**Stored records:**
+ + +

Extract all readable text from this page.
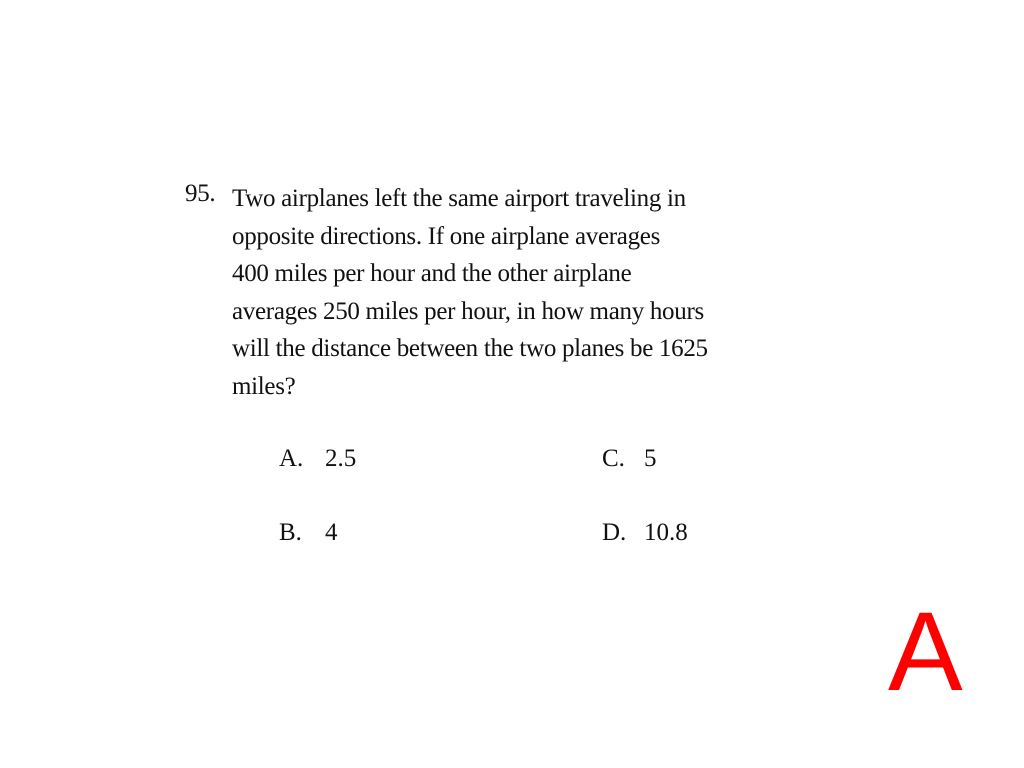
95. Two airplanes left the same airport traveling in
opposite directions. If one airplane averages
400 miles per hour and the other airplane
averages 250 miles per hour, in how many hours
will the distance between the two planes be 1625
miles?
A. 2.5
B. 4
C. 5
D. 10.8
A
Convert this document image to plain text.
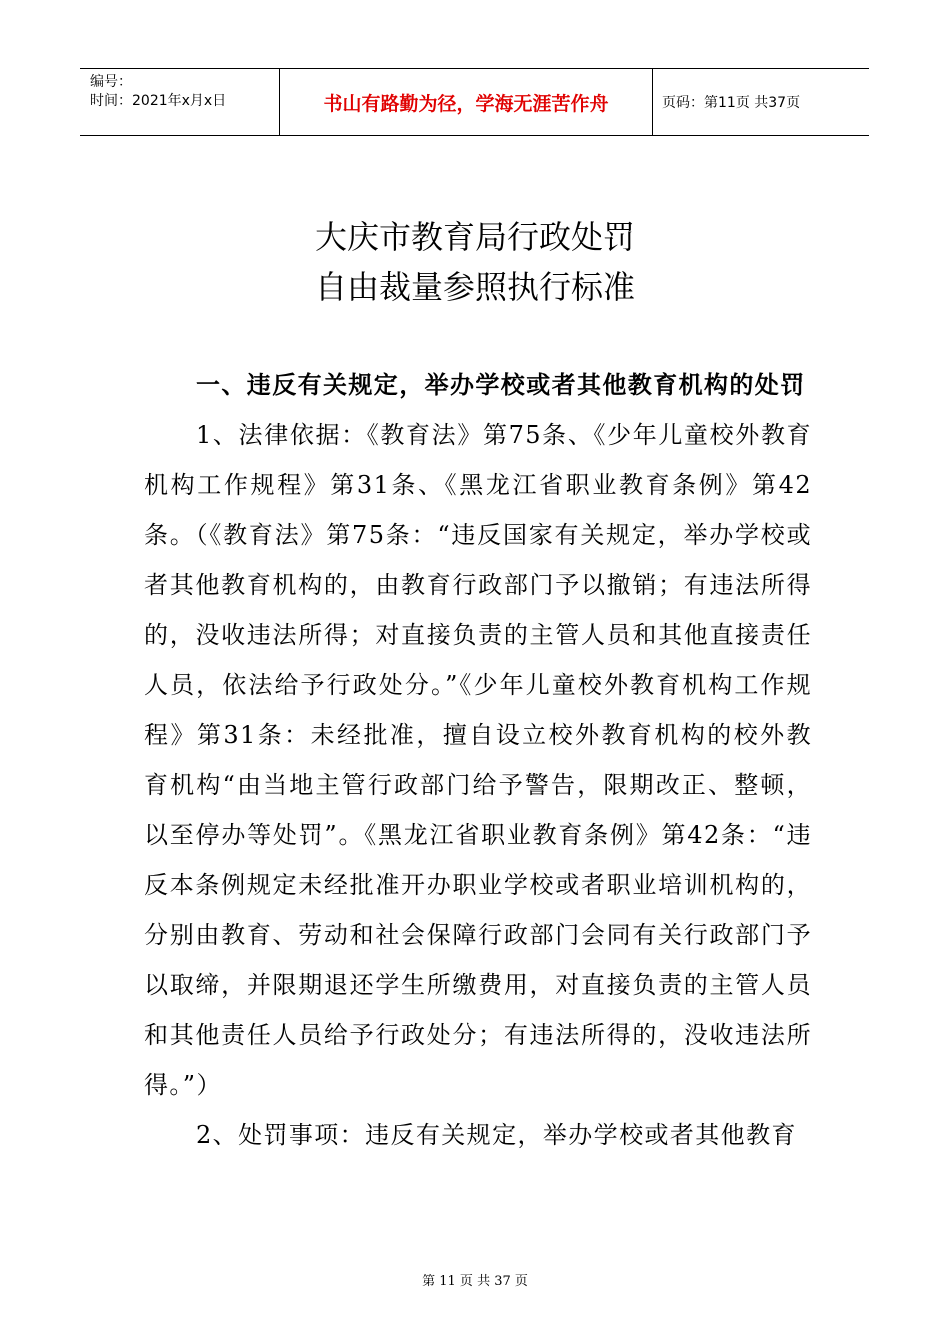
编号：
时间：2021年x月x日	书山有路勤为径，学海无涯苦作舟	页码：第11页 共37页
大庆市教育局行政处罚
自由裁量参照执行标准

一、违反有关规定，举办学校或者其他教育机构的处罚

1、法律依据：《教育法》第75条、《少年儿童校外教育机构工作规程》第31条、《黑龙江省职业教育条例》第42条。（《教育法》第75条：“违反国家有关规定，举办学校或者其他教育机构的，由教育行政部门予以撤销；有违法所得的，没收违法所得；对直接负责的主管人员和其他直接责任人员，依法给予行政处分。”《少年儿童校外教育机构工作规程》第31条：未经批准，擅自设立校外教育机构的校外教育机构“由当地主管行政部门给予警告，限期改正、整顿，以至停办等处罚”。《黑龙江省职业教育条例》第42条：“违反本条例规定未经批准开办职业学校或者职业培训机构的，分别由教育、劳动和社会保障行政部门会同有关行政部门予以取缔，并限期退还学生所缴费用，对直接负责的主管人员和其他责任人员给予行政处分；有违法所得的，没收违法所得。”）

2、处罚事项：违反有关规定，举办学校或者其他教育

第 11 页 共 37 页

+ + +

**Given request:** Each entry above is to be written out again unchanged, apart from the pictures, which are left out.

**Response to the task:**
Extract all readable text from this page.
95. Two airplanes left the same airport traveling in
opposite directions. If one airplane averages
400 miles per hour and the other airplane
averages 250 miles per hour, in how many hours
will the distance between the two planes be 1625
miles?
A. 2.5
B. 4
C. 5
D. 10.8
A
Convert this document image to plain text.
编号：
时间：2021年x月x日	书山有路勤为径，学海无涯苦作舟	页码：第11页 共37页
大庆市教育局行政处罚
自由裁量参照执行标准

一、违反有关规定，举办学校或者其他教育机构的处罚

1、法律依据：《教育法》第75条、《少年儿童校外教育机构工作规程》第31条、《黑龙江省职业教育条例》第42条。（《教育法》第75条：“违反国家有关规定，举办学校或者其他教育机构的，由教育行政部门予以撤销；有违法所得的，没收违法所得；对直接负责的主管人员和其他直接责任人员，依法给予行政处分。”《少年儿童校外教育机构工作规程》第31条：未经批准，擅自设立校外教育机构的校外教育机构“由当地主管行政部门给予警告，限期改正、整顿，以至停办等处罚”。《黑龙江省职业教育条例》第42条：“违反本条例规定未经批准开办职业学校或者职业培训机构的，分别由教育、劳动和社会保障行政部门会同有关行政部门予以取缔，并限期退还学生所缴费用，对直接负责的主管人员和其他责任人员给予行政处分；有违法所得的，没收违法所得。”）

2、处罚事项：违反有关规定，举办学校或者其他教育

第 11 页 共 37 页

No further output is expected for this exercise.